Stated exercise =>
Count the lines below that contain the word "JSON" and give only the number.

Supplied information =>
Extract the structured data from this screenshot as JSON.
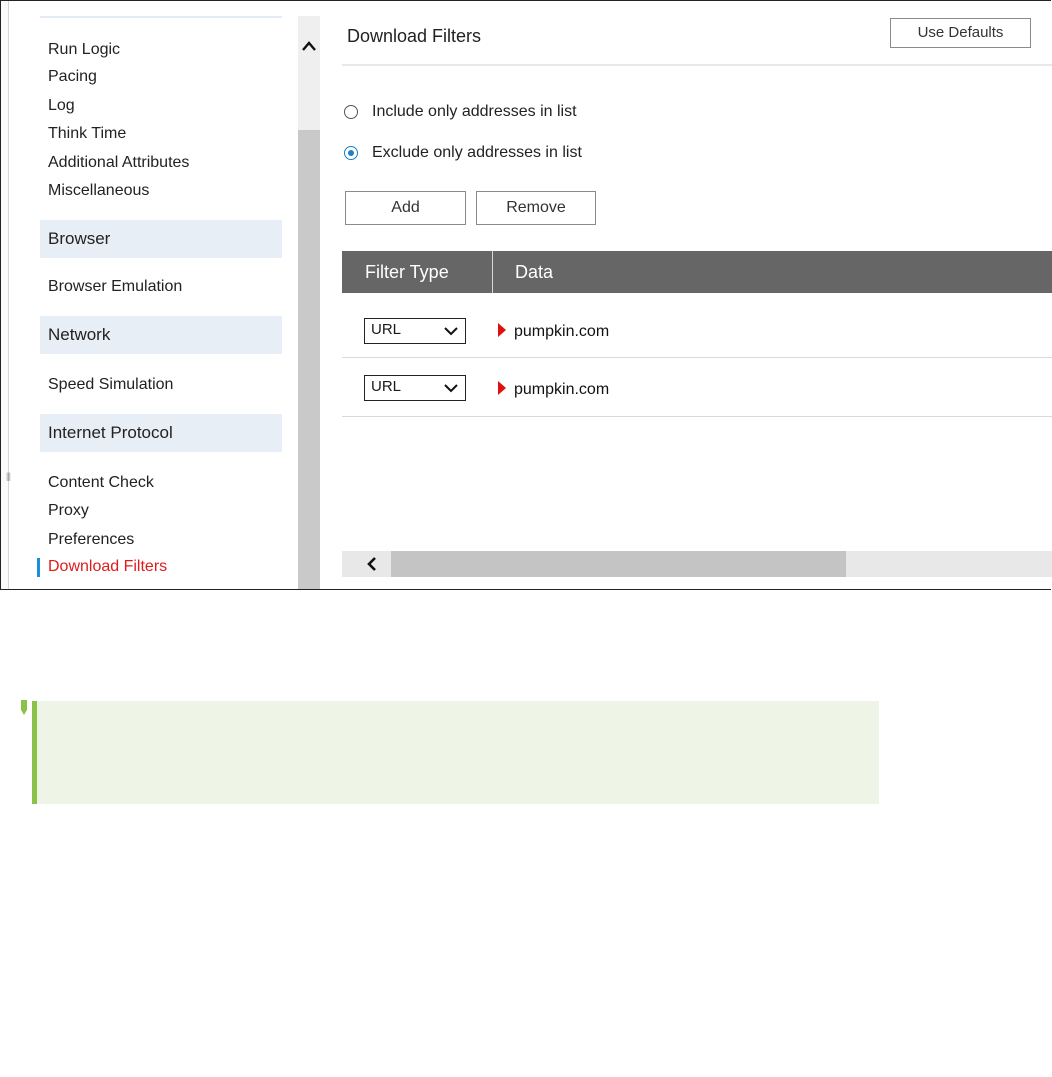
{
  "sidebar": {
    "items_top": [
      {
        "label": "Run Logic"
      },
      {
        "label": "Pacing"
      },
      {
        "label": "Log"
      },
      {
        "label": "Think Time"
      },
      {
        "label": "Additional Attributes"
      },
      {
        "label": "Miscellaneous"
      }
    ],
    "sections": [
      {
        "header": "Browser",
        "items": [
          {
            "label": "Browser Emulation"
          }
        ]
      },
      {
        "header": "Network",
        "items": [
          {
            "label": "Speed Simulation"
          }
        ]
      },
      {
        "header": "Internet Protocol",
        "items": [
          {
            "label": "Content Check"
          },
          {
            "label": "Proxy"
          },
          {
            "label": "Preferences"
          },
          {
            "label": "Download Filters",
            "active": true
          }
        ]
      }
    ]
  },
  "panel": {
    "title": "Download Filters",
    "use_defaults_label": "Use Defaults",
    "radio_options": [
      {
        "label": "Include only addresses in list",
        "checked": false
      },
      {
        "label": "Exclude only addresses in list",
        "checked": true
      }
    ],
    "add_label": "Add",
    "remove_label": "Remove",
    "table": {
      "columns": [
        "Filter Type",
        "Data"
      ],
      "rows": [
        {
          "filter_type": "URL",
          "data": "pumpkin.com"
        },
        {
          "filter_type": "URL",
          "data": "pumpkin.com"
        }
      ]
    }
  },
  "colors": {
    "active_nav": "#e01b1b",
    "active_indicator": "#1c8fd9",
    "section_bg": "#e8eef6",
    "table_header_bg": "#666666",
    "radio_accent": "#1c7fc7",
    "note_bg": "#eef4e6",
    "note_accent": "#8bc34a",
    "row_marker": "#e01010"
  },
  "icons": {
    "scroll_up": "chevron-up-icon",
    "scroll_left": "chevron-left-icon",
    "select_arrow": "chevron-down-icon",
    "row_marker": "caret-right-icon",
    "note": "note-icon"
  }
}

---

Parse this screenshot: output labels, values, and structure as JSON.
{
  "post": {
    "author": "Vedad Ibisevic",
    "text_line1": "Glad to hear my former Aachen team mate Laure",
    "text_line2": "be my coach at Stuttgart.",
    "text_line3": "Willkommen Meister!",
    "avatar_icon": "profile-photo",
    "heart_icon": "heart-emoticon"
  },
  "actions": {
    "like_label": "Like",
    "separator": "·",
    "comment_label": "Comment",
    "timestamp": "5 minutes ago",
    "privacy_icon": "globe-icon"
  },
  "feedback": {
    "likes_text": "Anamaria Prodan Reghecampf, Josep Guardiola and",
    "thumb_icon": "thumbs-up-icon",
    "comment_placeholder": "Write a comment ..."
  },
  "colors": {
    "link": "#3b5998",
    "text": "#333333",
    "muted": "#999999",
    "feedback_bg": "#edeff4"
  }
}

Written response =>
2